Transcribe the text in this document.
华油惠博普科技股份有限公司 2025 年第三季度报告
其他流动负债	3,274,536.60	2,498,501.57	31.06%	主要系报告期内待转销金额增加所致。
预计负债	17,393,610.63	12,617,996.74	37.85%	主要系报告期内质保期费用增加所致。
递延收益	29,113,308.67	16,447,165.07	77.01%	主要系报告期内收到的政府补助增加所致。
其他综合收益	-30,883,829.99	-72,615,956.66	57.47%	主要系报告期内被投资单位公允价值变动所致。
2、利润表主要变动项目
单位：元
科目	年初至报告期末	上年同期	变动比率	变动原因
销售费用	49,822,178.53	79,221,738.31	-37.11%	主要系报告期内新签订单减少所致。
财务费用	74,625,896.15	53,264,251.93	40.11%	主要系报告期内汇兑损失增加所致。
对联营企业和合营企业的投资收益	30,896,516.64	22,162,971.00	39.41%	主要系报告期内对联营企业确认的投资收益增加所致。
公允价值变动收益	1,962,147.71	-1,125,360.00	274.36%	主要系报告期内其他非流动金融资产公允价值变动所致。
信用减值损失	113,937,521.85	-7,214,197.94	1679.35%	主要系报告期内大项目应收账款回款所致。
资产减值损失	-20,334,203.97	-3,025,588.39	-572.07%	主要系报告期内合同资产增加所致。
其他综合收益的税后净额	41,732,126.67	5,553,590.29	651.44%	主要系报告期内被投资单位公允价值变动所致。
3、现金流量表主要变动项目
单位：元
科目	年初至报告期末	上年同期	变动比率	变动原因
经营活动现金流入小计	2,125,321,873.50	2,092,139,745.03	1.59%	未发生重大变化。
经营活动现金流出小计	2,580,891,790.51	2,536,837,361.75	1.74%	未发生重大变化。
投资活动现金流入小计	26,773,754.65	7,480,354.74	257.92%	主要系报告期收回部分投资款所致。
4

★ ★ ★ ★ ★

> [Instructions to follow]:
Copy out each line exactly as written.

> [Task answer]:
Transcribe the text in this document.
华油惠博普科技股份有限公司 2025 年第三季度报告
其他流动负债	3,274,536.60	2,498,501.57	31.06%	主要系报告期内待转销金额增加所致。
预计负债	17,393,610.63	12,617,996.74	37.85%	主要系报告期内质保期费用增加所致。
递延收益	29,113,308.67	16,447,165.07	77.01%	主要系报告期内收到的政府补助增加所致。
其他综合收益	-30,883,829.99	-72,615,956.66	57.47%	主要系报告期内被投资单位公允价值变动所致。
2、利润表主要变动项目
单位：元
科目	年初至报告期末	上年同期	变动比率	变动原因
销售费用	49,822,178.53	79,221,738.31	-37.11%	主要系报告期内新签订单减少所致。
财务费用	74,625,896.15	53,264,251.93	40.11%	主要系报告期内汇兑损失增加所致。
对联营企业和合营企业的投资收益	30,896,516.64	22,162,971.00	39.41%	主要系报告期内对联营企业确认的投资收益增加所致。
公允价值变动收益	1,962,147.71	-1,125,360.00	274.36%	主要系报告期内其他非流动金融资产公允价值变动所致。
信用减值损失	113,937,521.85	-7,214,197.94	1679.35%	主要系报告期内大项目应收账款回款所致。
资产减值损失	-20,334,203.97	-3,025,588.39	-572.07%	主要系报告期内合同资产增加所致。
其他综合收益的税后净额	41,732,126.67	5,553,590.29	651.44%	主要系报告期内被投资单位公允价值变动所致。
3、现金流量表主要变动项目
单位：元
科目	年初至报告期末	上年同期	变动比率	变动原因
经营活动现金流入小计	2,125,321,873.50	2,092,139,745.03	1.59%	未发生重大变化。
经营活动现金流出小计	2,580,891,790.51	2,536,837,361.75	1.74%	未发生重大变化。
投资活动现金流入小计	26,773,754.65	7,480,354.74	257.92%	主要系报告期收回部分投资款所致。
4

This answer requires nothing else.